Search the records below for the word "this" and show every line where it occurs.

Begin Material

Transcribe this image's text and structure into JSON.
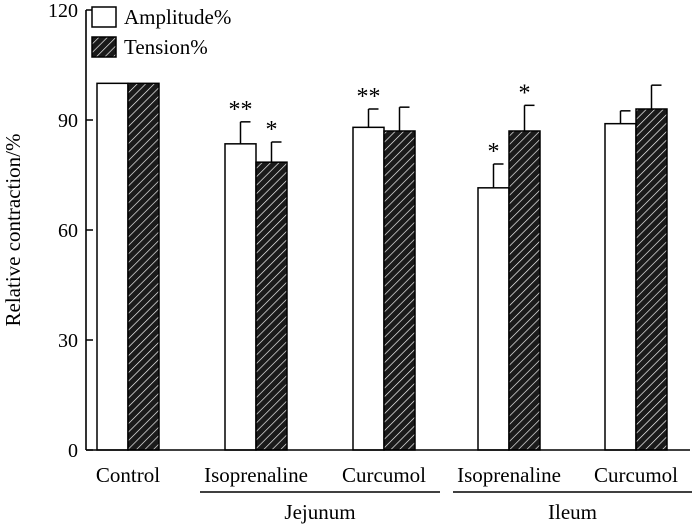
{
  "chart_data": {
    "type": "bar",
    "title": "",
    "xlabel": "",
    "ylabel": "Relative contraction/%",
    "ylim": [
      0,
      120
    ],
    "yticks": [
      0,
      30,
      60,
      90,
      120
    ],
    "grid": false,
    "legend_position": "top-left",
    "colors": {
      "amplitude": "#ffffff",
      "tension": "#1a1a1a",
      "stroke": "#000000"
    },
    "categories": [
      "Control",
      "Isoprenaline",
      "Curcumol",
      "Isoprenaline",
      "Curcumol"
    ],
    "groups": [
      {
        "label": "Jejunum",
        "from": 1,
        "to": 2
      },
      {
        "label": "Ileum",
        "from": 3,
        "to": 4
      }
    ],
    "series": [
      {
        "name": "Amplitude%",
        "pattern": "open",
        "values": [
          100,
          83.5,
          88,
          71.5,
          89
        ],
        "errors": [
          0,
          6,
          5,
          6.5,
          3.5
        ],
        "significance": [
          "",
          "**",
          "**",
          "*",
          ""
        ]
      },
      {
        "name": "Tension%",
        "pattern": "hatched",
        "values": [
          100,
          78.5,
          87,
          87,
          93
        ],
        "errors": [
          0,
          5.5,
          6.5,
          7,
          6.5
        ],
        "significance": [
          "",
          "*",
          "",
          "*",
          ""
        ]
      }
    ]
  }
}
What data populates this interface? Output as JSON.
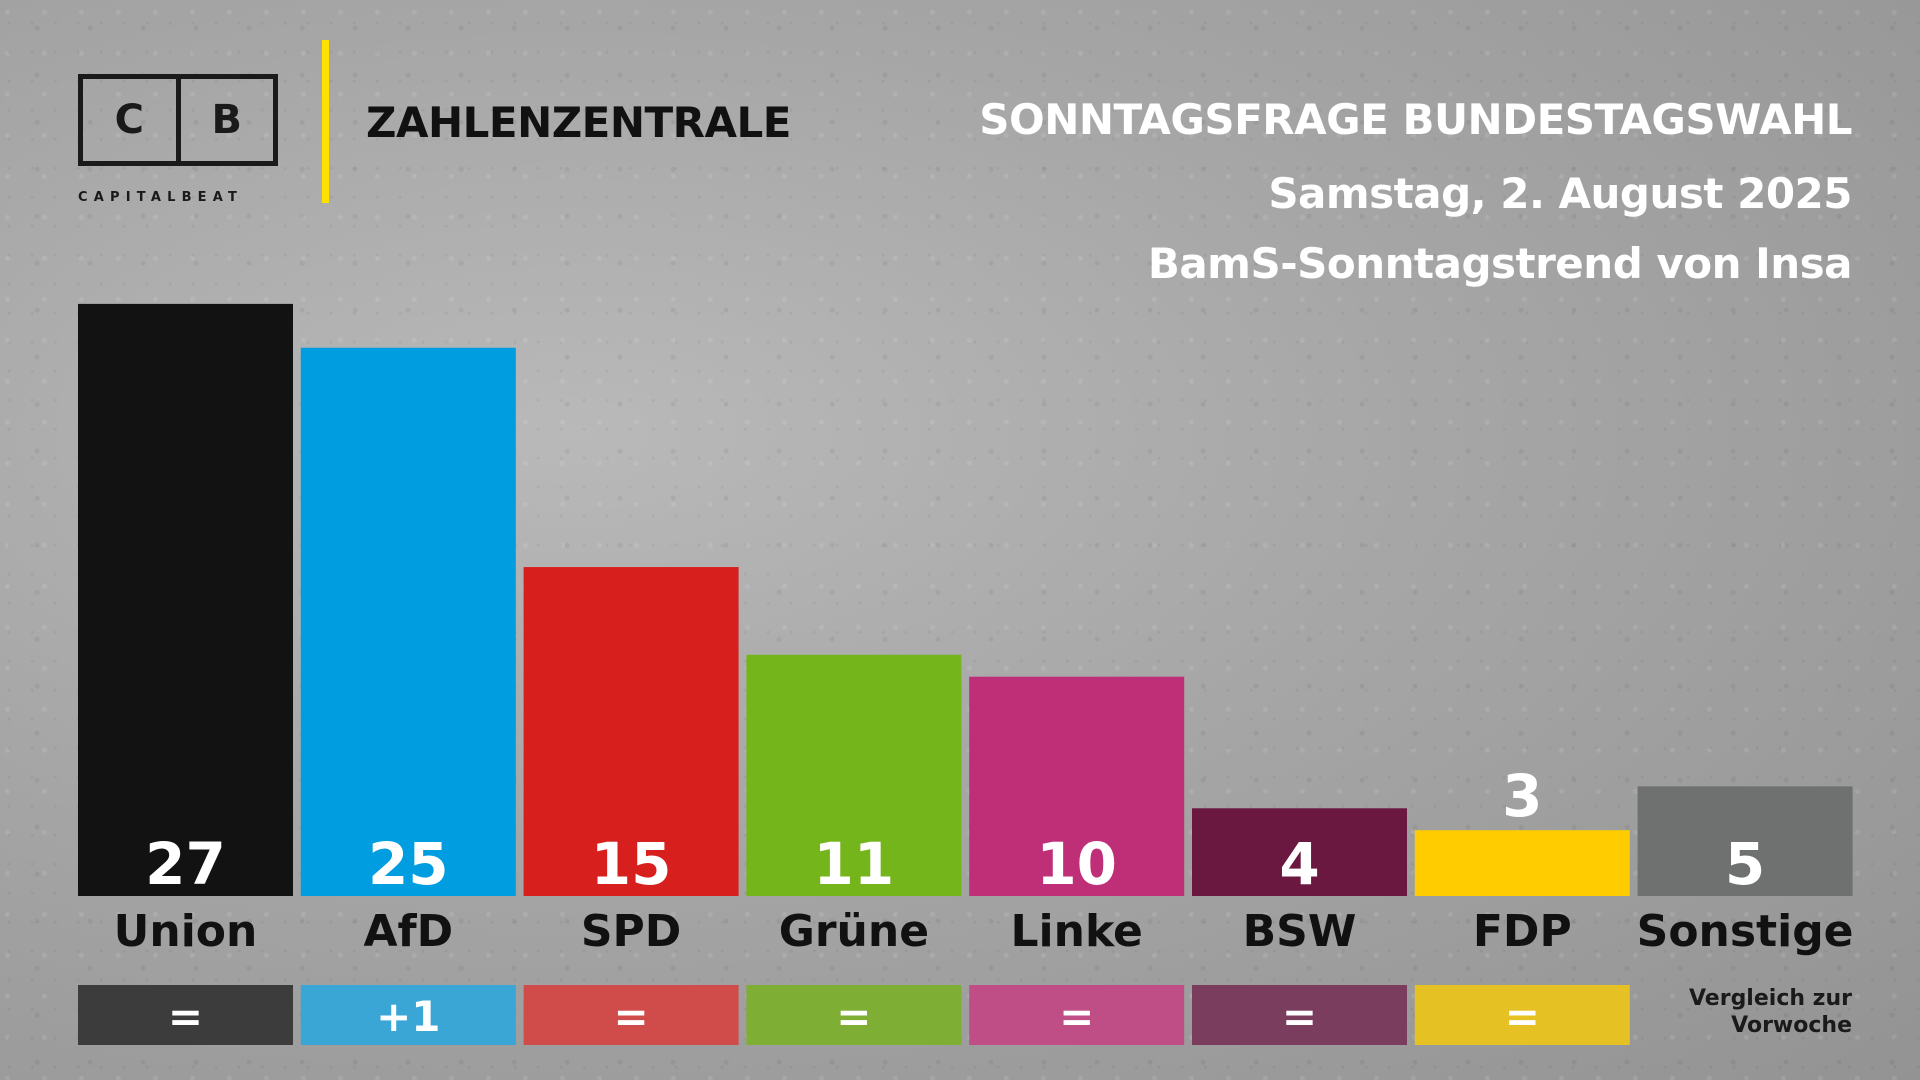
{
  "brand": {
    "logo_left": "C",
    "logo_right": "B",
    "logo_sub": "CAPITALBEAT",
    "section": "ZAHLENZENTRALE"
  },
  "header": {
    "title": "SONNTAGSFRAGE BUNDESTAGSWAHL",
    "date": "Samstag, 2. August 2025",
    "source": "BamS-Sonntagstrend von Insa"
  },
  "compare_note": [
    "Vergleich zur",
    "Vorwoche"
  ],
  "chart_data": {
    "type": "bar",
    "categories": [
      "Union",
      "AfD",
      "SPD",
      "Grüne",
      "Linke",
      "BSW",
      "FDP",
      "Sonstige"
    ],
    "values": [
      27,
      25,
      15,
      11,
      10,
      4,
      3,
      5
    ],
    "value_labels": [
      "27",
      "25",
      "15",
      "11",
      "10",
      "4",
      "3",
      "5"
    ],
    "change_vs_last_week": [
      "=",
      "+1",
      "=",
      "=",
      "=",
      "=",
      "=",
      null
    ],
    "colors": [
      "#121212",
      "#009ee0",
      "#d7201e",
      "#75b51c",
      "#be2f77",
      "#6a1840",
      "#ffcc00",
      "#6f7070"
    ],
    "change_colors": [
      "#3c3c3c",
      "#39a6d6",
      "#cf4c4a",
      "#7fae35",
      "#bf4e87",
      "#7b3d5e",
      "#e6c123",
      null
    ],
    "title": "SONNTAGSFRAGE BUNDESTAGSWAHL",
    "xlabel": "",
    "ylabel": "",
    "ylim": [
      0,
      30
    ],
    "grid": false,
    "legend": "none"
  }
}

End Material

Exercise solution ->
Transcribe this image's text and structure into JSON.
What data populates this interface? Output as JSON.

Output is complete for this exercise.